**Aim**
Copy each line containing the word "name" from the records that follow, please.

--------------------------------

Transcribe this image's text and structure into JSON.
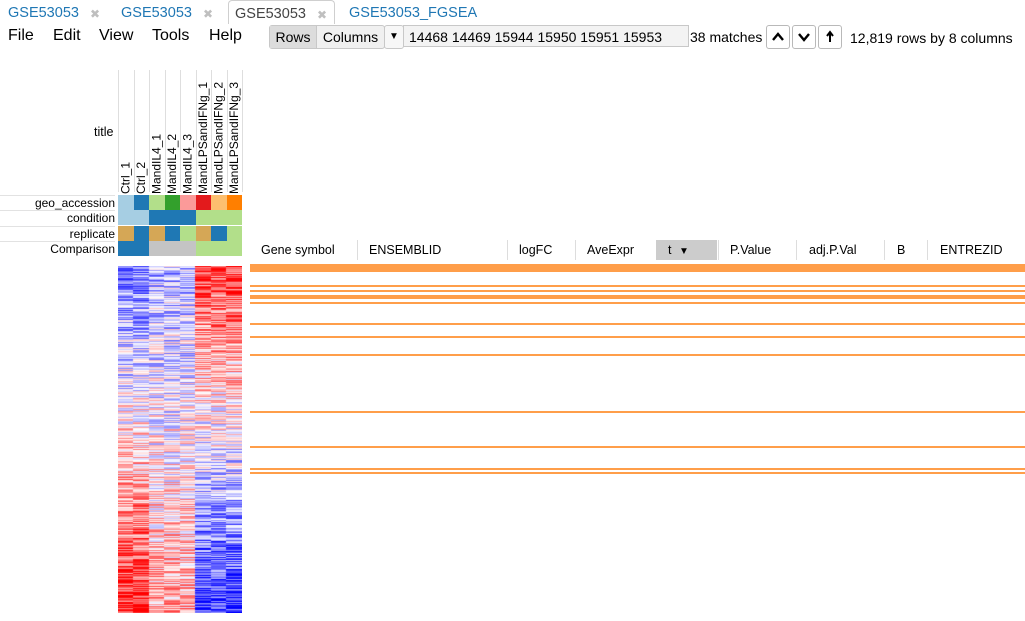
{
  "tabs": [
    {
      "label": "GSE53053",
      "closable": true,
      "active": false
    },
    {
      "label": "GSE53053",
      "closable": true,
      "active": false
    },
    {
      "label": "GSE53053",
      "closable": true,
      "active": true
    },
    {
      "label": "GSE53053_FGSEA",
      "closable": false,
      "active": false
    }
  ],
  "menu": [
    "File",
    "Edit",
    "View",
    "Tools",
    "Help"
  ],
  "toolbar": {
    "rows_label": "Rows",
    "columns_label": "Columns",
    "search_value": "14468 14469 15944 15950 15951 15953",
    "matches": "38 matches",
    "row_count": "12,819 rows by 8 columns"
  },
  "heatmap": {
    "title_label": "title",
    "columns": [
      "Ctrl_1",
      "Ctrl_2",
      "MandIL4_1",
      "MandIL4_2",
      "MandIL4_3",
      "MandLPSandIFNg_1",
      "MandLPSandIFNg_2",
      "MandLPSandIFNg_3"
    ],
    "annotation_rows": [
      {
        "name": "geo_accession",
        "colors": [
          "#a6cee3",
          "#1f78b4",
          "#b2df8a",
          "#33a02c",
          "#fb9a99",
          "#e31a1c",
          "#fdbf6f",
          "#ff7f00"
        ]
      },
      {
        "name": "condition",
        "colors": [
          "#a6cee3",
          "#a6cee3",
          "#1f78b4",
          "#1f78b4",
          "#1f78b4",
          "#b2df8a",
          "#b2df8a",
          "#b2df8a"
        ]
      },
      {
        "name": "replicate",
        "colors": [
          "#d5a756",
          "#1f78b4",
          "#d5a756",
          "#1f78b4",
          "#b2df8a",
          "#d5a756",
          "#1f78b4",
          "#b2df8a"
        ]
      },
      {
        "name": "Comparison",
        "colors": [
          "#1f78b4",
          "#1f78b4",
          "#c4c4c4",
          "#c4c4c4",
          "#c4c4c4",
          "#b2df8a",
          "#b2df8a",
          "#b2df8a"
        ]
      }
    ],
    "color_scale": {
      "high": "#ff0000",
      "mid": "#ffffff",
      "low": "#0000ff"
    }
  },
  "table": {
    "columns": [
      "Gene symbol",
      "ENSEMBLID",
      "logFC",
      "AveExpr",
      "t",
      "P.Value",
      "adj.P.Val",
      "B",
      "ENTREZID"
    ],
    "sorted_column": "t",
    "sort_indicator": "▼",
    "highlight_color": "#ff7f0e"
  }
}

--------------------------------

**The output**
        "name": "geo_accession",
        "name": "condition",
        "name": "replicate",
        "name": "Comparison",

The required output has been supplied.